## What needs to be done:
Here are some records; copy every line that holds the word "Added".
________________
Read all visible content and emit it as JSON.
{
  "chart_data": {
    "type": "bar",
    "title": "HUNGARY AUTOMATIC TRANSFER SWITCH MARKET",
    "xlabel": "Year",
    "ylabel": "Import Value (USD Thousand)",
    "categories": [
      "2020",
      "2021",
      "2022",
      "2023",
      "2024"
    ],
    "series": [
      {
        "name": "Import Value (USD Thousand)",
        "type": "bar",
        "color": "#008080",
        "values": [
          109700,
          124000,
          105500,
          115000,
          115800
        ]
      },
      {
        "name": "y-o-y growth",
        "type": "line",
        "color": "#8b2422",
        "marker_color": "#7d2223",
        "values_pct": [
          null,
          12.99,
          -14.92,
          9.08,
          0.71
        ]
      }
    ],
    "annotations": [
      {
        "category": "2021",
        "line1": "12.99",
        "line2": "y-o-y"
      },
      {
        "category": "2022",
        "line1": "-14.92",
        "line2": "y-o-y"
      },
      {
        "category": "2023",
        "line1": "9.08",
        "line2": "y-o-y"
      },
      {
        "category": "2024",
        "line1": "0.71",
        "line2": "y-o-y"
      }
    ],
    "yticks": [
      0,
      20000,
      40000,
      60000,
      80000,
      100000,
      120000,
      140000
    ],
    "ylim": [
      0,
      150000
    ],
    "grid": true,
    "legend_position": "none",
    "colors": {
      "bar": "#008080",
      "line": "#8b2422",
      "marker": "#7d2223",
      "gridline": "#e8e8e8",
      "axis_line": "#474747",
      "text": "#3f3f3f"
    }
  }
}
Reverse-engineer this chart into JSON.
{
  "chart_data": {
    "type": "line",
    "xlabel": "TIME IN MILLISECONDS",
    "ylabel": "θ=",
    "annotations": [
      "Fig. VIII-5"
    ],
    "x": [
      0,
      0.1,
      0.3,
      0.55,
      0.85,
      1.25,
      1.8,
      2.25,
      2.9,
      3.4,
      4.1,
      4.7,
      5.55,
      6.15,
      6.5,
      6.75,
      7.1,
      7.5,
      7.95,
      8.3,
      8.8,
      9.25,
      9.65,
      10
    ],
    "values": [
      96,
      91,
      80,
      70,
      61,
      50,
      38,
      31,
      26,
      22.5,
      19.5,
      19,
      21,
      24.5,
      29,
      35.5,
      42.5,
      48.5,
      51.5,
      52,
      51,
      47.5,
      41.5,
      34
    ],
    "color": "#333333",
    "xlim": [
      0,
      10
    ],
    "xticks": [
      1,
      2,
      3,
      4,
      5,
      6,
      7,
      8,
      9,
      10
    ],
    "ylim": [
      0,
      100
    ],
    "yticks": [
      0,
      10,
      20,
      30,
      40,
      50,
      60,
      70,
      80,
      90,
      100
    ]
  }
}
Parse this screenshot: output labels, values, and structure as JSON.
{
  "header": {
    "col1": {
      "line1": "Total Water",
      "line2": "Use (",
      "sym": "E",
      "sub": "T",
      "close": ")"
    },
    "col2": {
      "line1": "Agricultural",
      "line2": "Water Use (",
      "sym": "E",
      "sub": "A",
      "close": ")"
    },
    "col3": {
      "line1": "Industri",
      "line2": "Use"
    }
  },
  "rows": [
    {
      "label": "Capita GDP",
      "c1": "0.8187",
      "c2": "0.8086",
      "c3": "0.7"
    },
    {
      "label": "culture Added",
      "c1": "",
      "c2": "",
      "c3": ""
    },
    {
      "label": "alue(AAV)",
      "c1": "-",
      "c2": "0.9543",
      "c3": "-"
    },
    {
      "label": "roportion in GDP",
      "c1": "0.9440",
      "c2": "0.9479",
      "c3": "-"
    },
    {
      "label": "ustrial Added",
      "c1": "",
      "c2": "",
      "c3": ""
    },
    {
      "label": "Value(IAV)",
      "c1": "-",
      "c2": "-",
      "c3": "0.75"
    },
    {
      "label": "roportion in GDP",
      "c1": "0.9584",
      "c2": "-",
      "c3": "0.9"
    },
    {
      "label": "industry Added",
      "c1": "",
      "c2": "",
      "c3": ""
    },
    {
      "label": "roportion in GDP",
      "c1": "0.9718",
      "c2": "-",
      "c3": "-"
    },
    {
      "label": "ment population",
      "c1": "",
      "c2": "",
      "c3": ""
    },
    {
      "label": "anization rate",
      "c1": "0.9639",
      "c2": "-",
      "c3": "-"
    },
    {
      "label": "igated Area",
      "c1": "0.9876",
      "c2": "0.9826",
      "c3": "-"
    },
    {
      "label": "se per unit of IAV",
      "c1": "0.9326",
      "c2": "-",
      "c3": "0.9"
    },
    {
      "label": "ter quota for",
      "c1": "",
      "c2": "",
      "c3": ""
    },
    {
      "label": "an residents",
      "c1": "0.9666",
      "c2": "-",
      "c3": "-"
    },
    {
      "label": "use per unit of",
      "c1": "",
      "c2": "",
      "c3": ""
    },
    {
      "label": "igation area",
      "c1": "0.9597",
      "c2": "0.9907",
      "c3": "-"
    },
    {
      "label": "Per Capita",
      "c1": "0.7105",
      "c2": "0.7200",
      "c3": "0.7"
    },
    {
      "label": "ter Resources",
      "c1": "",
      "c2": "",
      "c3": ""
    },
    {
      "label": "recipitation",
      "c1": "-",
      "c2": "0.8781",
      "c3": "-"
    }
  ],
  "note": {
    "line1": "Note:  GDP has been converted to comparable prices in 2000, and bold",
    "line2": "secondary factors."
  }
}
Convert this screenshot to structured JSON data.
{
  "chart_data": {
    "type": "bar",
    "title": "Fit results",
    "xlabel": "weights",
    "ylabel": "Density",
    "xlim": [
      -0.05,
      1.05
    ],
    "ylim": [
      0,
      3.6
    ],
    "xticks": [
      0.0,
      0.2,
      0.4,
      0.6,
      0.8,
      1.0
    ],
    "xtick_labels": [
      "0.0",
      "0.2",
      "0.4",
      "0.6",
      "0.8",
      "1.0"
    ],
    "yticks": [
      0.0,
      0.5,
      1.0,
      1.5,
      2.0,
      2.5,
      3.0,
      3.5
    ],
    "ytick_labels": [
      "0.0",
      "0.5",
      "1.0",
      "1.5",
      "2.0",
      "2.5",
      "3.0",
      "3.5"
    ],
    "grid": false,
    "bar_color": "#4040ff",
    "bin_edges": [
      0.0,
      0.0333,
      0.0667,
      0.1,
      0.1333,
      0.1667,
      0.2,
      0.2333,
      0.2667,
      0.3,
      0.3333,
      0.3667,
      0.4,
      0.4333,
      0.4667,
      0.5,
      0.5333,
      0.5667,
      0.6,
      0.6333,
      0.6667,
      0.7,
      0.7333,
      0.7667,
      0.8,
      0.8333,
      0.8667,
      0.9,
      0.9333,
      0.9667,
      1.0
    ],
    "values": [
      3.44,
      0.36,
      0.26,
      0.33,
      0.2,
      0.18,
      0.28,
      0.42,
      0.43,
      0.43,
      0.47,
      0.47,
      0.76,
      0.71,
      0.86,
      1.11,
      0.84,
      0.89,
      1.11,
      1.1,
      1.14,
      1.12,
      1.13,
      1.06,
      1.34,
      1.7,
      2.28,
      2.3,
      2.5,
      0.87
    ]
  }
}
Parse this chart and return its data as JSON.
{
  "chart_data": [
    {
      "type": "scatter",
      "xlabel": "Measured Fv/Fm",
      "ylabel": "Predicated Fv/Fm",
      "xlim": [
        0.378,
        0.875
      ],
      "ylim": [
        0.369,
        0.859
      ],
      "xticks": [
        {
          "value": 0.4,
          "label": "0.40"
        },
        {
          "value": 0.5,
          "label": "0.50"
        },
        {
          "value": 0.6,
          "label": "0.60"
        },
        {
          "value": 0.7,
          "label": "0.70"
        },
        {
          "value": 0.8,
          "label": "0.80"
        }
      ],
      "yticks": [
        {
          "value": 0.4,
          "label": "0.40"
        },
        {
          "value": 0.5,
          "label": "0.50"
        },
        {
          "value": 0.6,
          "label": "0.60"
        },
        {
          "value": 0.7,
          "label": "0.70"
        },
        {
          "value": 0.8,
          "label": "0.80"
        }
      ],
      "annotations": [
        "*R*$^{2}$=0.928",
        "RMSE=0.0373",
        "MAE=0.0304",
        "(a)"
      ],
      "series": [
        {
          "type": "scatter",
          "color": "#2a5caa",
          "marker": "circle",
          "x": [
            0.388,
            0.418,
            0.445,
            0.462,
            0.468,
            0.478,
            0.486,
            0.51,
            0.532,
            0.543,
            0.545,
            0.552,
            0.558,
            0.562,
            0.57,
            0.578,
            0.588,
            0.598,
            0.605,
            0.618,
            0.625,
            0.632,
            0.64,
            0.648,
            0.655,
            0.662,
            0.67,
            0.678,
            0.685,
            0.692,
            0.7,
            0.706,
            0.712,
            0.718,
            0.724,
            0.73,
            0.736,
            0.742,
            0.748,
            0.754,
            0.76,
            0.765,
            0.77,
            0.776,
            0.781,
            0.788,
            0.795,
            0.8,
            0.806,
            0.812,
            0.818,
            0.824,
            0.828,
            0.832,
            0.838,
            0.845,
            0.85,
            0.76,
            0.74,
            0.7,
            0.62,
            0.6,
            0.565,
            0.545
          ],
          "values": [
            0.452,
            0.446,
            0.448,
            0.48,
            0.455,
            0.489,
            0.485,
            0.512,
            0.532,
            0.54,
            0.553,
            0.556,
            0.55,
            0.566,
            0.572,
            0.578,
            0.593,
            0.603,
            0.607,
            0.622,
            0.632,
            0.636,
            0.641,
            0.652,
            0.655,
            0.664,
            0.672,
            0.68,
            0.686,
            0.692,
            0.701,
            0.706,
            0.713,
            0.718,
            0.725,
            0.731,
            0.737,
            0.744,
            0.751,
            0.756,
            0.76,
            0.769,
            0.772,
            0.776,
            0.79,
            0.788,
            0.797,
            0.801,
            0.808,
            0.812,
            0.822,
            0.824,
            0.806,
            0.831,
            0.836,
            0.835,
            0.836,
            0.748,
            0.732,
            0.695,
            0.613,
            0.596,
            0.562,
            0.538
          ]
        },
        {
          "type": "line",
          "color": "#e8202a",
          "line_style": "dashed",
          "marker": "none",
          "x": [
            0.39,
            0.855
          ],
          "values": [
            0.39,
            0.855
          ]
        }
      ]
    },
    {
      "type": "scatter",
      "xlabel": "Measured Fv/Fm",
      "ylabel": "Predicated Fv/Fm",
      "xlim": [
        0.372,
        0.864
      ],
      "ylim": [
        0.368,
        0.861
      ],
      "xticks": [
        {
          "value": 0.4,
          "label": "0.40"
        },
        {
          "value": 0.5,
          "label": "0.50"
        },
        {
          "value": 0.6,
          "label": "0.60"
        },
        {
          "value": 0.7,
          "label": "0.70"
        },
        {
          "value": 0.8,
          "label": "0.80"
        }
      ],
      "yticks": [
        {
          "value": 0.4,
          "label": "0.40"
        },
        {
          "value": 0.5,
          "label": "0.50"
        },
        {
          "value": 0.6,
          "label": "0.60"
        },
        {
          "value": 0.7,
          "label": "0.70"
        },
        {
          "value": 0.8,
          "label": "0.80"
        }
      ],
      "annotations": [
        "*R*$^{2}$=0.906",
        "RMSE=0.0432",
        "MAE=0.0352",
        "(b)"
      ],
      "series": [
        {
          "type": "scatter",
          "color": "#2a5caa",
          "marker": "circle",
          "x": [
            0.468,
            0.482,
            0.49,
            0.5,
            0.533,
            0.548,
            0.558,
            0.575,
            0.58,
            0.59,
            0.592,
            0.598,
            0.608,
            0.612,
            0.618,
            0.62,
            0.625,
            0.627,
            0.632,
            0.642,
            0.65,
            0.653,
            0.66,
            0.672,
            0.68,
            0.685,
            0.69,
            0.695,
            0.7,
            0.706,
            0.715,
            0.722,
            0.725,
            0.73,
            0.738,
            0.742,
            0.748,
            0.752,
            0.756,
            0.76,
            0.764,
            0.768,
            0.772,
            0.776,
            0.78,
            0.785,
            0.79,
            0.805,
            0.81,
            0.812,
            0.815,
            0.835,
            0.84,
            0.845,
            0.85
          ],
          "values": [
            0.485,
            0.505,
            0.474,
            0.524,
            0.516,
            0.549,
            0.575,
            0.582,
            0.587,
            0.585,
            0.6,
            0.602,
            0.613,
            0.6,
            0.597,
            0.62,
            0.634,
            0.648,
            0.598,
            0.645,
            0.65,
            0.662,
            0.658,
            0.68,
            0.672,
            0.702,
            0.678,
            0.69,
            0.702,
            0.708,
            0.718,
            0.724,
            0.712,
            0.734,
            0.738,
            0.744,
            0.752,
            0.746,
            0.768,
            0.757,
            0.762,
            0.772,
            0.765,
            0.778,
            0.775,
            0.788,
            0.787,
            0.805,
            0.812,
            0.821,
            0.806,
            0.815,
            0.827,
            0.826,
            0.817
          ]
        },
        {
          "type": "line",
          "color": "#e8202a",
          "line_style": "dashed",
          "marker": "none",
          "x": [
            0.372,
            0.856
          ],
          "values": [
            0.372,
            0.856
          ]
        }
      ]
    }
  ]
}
________________
## Right answer:
      "label": "culture Added",
      "label": "ustrial Added",
      "label": "industry Added",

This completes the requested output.